(Dataset listings of figures)
● ● ● ● ● ● ●
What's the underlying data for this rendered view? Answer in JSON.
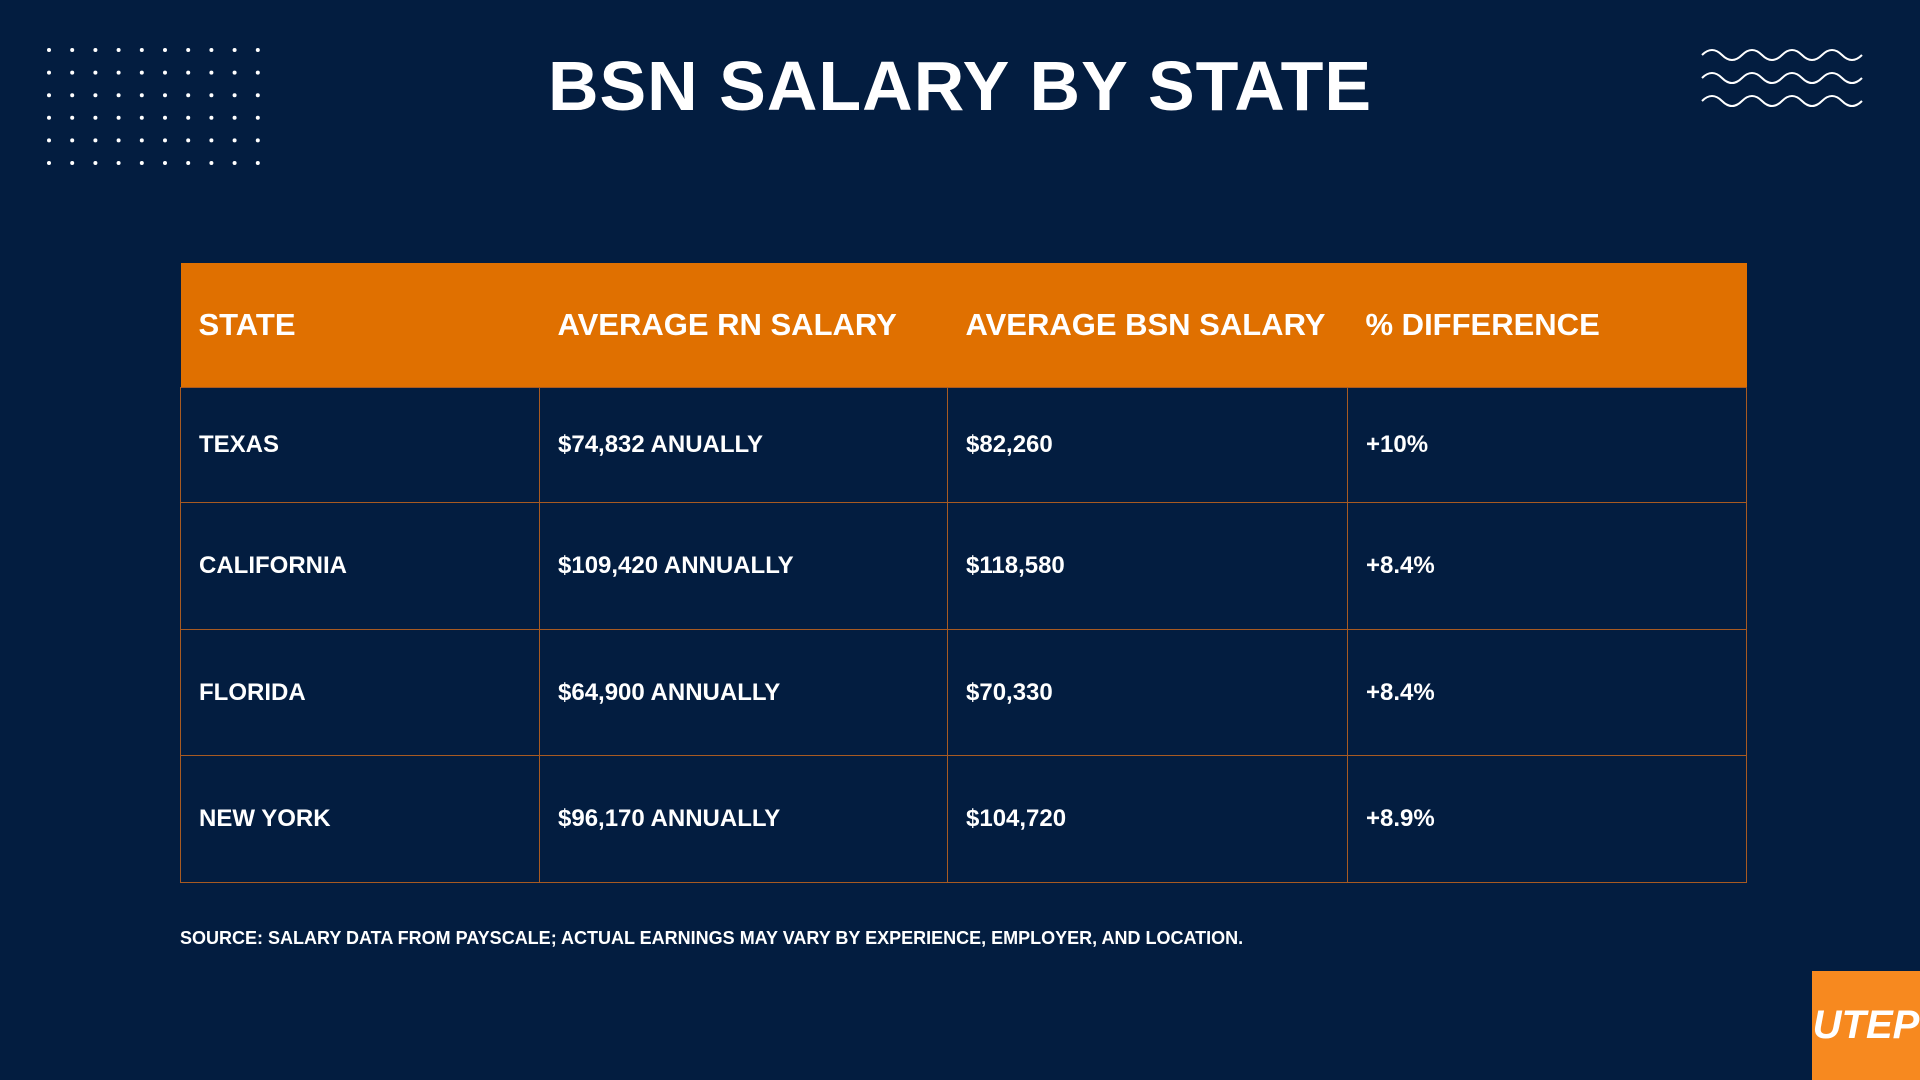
{
  "header": {
    "title": "BSN SALARY BY STATE"
  },
  "table": {
    "columns": [
      "STATE",
      "AVERAGE RN SALARY",
      "AVERAGE BSN SALARY",
      "% DIFFERENCE"
    ],
    "rows": [
      [
        "TEXAS",
        "$74,832 ANUALLY",
        "$82,260",
        "+10%"
      ],
      [
        "CALIFORNIA",
        "$109,420 ANNUALLY",
        "$118,580",
        "+8.4%"
      ],
      [
        "FLORIDA",
        "$64,900 ANNUALLY",
        "$70,330",
        "+8.4%"
      ],
      [
        "NEW YORK",
        "$96,170 ANNUALLY",
        "$104,720",
        "+8.9%"
      ]
    ]
  },
  "footer": {
    "source": "SOURCE: SALARY DATA FROM PAYSCALE; ACTUAL EARNINGS MAY VARY BY EXPERIENCE, EMPLOYER, AND LOCATION."
  },
  "logo": {
    "text": "UTEP"
  }
}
● ● ● ● ● ● ●
Do this: Copy each line above precisely, dropping the pictures.

Solution to this exercise:
What's the underlying data for this rendered view? Answer in JSON.
{
  "header": {
    "title": "BSN SALARY BY STATE"
  },
  "table": {
    "columns": [
      "STATE",
      "AVERAGE RN SALARY",
      "AVERAGE BSN SALARY",
      "% DIFFERENCE"
    ],
    "rows": [
      [
        "TEXAS",
        "$74,832 ANUALLY",
        "$82,260",
        "+10%"
      ],
      [
        "CALIFORNIA",
        "$109,420 ANNUALLY",
        "$118,580",
        "+8.4%"
      ],
      [
        "FLORIDA",
        "$64,900 ANNUALLY",
        "$70,330",
        "+8.4%"
      ],
      [
        "NEW YORK",
        "$96,170 ANNUALLY",
        "$104,720",
        "+8.9%"
      ]
    ]
  },
  "footer": {
    "source": "SOURCE: SALARY DATA FROM PAYSCALE; ACTUAL EARNINGS MAY VARY BY EXPERIENCE, EMPLOYER, AND LOCATION."
  },
  "logo": {
    "text": "UTEP"
  }
}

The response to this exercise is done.